The entries below are to be repeated exactly as they stand.

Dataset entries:
___

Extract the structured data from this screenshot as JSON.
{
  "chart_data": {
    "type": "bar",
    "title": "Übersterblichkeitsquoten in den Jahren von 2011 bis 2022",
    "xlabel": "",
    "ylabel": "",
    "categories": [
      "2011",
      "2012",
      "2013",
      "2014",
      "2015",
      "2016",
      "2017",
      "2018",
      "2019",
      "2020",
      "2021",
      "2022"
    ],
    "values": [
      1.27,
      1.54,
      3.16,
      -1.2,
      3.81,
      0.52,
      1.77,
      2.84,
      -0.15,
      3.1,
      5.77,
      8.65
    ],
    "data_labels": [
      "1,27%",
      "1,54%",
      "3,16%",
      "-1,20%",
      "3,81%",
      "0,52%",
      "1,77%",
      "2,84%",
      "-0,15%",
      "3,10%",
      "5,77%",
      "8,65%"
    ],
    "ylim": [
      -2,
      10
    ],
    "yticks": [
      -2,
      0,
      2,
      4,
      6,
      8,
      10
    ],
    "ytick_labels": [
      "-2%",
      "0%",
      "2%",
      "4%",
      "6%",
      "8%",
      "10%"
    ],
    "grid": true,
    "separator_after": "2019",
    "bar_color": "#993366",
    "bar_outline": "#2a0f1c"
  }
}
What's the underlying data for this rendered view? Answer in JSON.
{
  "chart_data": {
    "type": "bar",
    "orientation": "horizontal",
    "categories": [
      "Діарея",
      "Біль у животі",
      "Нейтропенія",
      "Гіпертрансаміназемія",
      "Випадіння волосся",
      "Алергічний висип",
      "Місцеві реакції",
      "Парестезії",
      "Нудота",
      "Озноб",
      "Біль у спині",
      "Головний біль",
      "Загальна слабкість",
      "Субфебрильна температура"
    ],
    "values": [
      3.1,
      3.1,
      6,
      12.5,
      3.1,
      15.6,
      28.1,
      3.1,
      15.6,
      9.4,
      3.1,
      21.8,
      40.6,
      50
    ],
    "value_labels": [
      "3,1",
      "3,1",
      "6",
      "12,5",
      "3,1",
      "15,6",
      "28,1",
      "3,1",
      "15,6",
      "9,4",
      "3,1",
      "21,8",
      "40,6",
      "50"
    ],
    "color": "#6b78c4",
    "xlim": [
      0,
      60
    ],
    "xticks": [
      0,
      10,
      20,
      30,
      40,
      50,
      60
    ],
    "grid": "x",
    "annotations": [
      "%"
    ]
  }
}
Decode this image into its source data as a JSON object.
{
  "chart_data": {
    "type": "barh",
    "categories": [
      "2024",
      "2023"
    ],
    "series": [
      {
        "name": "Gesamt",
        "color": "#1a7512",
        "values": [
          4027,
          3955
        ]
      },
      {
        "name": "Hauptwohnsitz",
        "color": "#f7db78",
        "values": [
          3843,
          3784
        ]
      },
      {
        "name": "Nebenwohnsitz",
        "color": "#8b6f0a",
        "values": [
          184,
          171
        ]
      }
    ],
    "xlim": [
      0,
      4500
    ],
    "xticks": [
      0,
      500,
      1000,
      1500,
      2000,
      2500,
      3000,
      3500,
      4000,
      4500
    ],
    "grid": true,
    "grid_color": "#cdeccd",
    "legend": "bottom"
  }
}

___

__ANSWER FOR THIS EXERCISE__
Extract the structured data from this screenshot as JSON.
{
  "chart_data": {
    "type": "bar",
    "title": "Übersterblichkeitsquoten in den Jahren von 2011 bis 2022",
    "xlabel": "",
    "ylabel": "",
    "categories": [
      "2011",
      "2012",
      "2013",
      "2014",
      "2015",
      "2016",
      "2017",
      "2018",
      "2019",
      "2020",
      "2021",
      "2022"
    ],
    "values": [
      1.27,
      1.54,
      3.16,
      -1.2,
      3.81,
      0.52,
      1.77,
      2.84,
      -0.15,
      3.1,
      5.77,
      8.65
    ],
    "data_labels": [
      "1,27%",
      "1,54%",
      "3,16%",
      "-1,20%",
      "3,81%",
      "0,52%",
      "1,77%",
      "2,84%",
      "-0,15%",
      "3,10%",
      "5,77%",
      "8,65%"
    ],
    "ylim": [
      -2,
      10
    ],
    "yticks": [
      -2,
      0,
      2,
      4,
      6,
      8,
      10
    ],
    "ytick_labels": [
      "-2%",
      "0%",
      "2%",
      "4%",
      "6%",
      "8%",
      "10%"
    ],
    "grid": true,
    "separator_after": "2019",
    "bar_color": "#993366",
    "bar_outline": "#2a0f1c"
  }
}
What's the underlying data for this rendered view? Answer in JSON.
{
  "chart_data": {
    "type": "bar",
    "orientation": "horizontal",
    "categories": [
      "Діарея",
      "Біль у животі",
      "Нейтропенія",
      "Гіпертрансаміназемія",
      "Випадіння волосся",
      "Алергічний висип",
      "Місцеві реакції",
      "Парестезії",
      "Нудота",
      "Озноб",
      "Біль у спині",
      "Головний біль",
      "Загальна слабкість",
      "Субфебрильна температура"
    ],
    "values": [
      3.1,
      3.1,
      6,
      12.5,
      3.1,
      15.6,
      28.1,
      3.1,
      15.6,
      9.4,
      3.1,
      21.8,
      40.6,
      50
    ],
    "value_labels": [
      "3,1",
      "3,1",
      "6",
      "12,5",
      "3,1",
      "15,6",
      "28,1",
      "3,1",
      "15,6",
      "9,4",
      "3,1",
      "21,8",
      "40,6",
      "50"
    ],
    "color": "#6b78c4",
    "xlim": [
      0,
      60
    ],
    "xticks": [
      0,
      10,
      20,
      30,
      40,
      50,
      60
    ],
    "grid": "x",
    "annotations": [
      "%"
    ]
  }
}
Decode this image into its source data as a JSON object.
{
  "chart_data": {
    "type": "barh",
    "categories": [
      "2024",
      "2023"
    ],
    "series": [
      {
        "name": "Gesamt",
        "color": "#1a7512",
        "values": [
          4027,
          3955
        ]
      },
      {
        "name": "Hauptwohnsitz",
        "color": "#f7db78",
        "values": [
          3843,
          3784
        ]
      },
      {
        "name": "Nebenwohnsitz",
        "color": "#8b6f0a",
        "values": [
          184,
          171
        ]
      }
    ],
    "xlim": [
      0,
      4500
    ],
    "xticks": [
      0,
      500,
      1000,
      1500,
      2000,
      2500,
      3000,
      3500,
      4000,
      4500
    ],
    "grid": true,
    "grid_color": "#cdeccd",
    "legend": "bottom"
  }
}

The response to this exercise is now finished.